▶ Work required
Answer these questions from the blog post:
1. Where was the viral note posted?
2. Which building does the blog post say has almost 30% of its space devoted to non-useful floors?
3. Which newspaper does the blog post cite on the effect Greek Yogurt is having on customer choice?

▶ Quoted passage
Today's viral thing is a note posted on a Texas restaurant door. It's here. It contains bad language, so you'll have to choose to look at it. It's a going-out-of-business sign that says, in essence, you stupid rednecks have no appreciation of good food.

In somewhat saltier sentiments.

This site says "don't know if it's real, but here it is," and then people debate whether it's Photoshopped. Proof: it's behind glass! Paper isn't reflective! Yes, kids, remember: when trying to decide if something is Photoshopped, take advice from people who have never spent more than ten minutes with Photoshop.

Gawker seems to think it's real, and again: it's behind the glass, people! They point to the restaurant's Facebook page, where the owners posted an update this morning: "Don't believe all you see and hear folks!" That's not exactly a strong denial.

But. Let's take a look at the restaurant's location on Google Street View:

Let's turn around 180 degrees.

Does that match the reflection? Sort of. But the second view is on the other side of an interstate. Turn the first view around 180 degrees to see what you'd get if you stood by the restaurant door and turned around. I don't know; isn't conclusive one way or the other.

As for Photoshopping something so it looks like it's behind glass:

That took me five minutes.Take the original, copy it, put the letter on top of it, paste the original over that, and set the transparency low.

Not photoshopped: the restaurant's own pictures of their food.

Some photoshopping might have helped.

ARCHITORTURE The next thing about which you should worry and be outraged and adopt an air of cynical contempt: skyscrapers aren't telling the truth about their height.

And it goes on to call out the worst offenders; the Burj Khalifa in Dubai has almost 30% of its space devoted to non-useful sky-poking floors. No one will ever live or work up there.

So what?

The author notes that the early 20th century skyscraper competitions in the US produced some "vanity" space in the Empire State Building and the Chrysler. These buildings are now - what's the word, class? Everyone together - ICONIC, so no one's complaining. But these recent buildings are wasteful! and deserve to be chided. In related news: there's a non-profit that tracks skyscrapers? Yes - and they're the ones who say how tall something is, no matter what someone else might say. The site had some pictures of recent award-winning buildings, and I was struck by these enormous slabs of butter holding up a boomerang laden with salad:

GREEK YOGURT UPDATE They haven't made Motor oil with Greek Yogurt or Round-up Herbicide with Greek Yogurt, but give them time. Meanwhile:

Be sure to hit the comments, where people get mad at total strangers over their food choices. Stop liking what you like if I don't like it! Just stop!

In related news, the Wall Street Journal notes the effect Greek Yogurt is having on customer choice:

It'll pass. Meanwhile, expect more. Is it in shampoo yet? Not yet. But soon.

Document structure recognition records
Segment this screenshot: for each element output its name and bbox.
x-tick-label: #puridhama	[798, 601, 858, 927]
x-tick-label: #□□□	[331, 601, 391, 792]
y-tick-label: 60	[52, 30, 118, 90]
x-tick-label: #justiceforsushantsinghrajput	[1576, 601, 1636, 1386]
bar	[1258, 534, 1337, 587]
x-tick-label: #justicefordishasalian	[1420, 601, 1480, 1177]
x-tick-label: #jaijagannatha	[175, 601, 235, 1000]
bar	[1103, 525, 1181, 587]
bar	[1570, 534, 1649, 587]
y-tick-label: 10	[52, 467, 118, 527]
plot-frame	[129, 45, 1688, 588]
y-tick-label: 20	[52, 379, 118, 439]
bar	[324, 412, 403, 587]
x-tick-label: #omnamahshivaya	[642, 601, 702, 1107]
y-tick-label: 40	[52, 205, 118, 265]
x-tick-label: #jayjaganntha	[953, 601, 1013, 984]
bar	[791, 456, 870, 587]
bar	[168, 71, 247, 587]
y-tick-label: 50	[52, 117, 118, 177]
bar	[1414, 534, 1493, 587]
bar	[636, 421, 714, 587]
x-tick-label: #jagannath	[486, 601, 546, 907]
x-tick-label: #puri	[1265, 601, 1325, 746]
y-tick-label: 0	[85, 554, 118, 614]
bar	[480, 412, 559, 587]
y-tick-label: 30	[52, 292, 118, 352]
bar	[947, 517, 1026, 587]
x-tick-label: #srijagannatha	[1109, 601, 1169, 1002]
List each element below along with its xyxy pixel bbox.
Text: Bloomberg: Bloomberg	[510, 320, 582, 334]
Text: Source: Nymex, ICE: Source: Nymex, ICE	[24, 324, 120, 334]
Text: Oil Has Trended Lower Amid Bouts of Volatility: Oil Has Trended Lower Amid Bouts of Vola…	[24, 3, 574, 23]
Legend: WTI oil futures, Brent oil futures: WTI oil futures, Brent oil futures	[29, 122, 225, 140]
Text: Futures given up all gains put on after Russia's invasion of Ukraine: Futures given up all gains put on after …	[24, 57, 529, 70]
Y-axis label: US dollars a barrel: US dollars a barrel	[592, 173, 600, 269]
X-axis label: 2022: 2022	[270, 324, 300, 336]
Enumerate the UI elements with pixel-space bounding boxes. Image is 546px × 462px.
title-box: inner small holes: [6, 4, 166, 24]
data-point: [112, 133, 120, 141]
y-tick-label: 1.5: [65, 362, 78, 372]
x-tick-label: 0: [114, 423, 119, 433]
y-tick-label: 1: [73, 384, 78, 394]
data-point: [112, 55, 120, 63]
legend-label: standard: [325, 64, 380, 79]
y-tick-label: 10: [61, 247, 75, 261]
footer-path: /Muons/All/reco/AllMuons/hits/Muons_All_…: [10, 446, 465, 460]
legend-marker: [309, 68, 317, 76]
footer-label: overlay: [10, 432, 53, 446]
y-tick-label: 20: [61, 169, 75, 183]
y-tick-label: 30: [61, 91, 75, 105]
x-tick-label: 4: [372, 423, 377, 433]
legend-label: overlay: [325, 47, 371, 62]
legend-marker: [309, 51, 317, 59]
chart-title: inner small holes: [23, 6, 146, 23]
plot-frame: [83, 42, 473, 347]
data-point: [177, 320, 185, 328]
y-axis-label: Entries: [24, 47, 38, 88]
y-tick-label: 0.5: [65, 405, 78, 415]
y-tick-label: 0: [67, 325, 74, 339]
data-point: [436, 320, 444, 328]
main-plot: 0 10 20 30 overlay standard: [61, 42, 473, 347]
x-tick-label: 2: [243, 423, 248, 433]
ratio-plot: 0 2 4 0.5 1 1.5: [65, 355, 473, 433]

▶ Solution to the problem
1. On a Texas restaurant door.
2. The Burj Khalifa in Dubai.
3. The Wall Street Journal.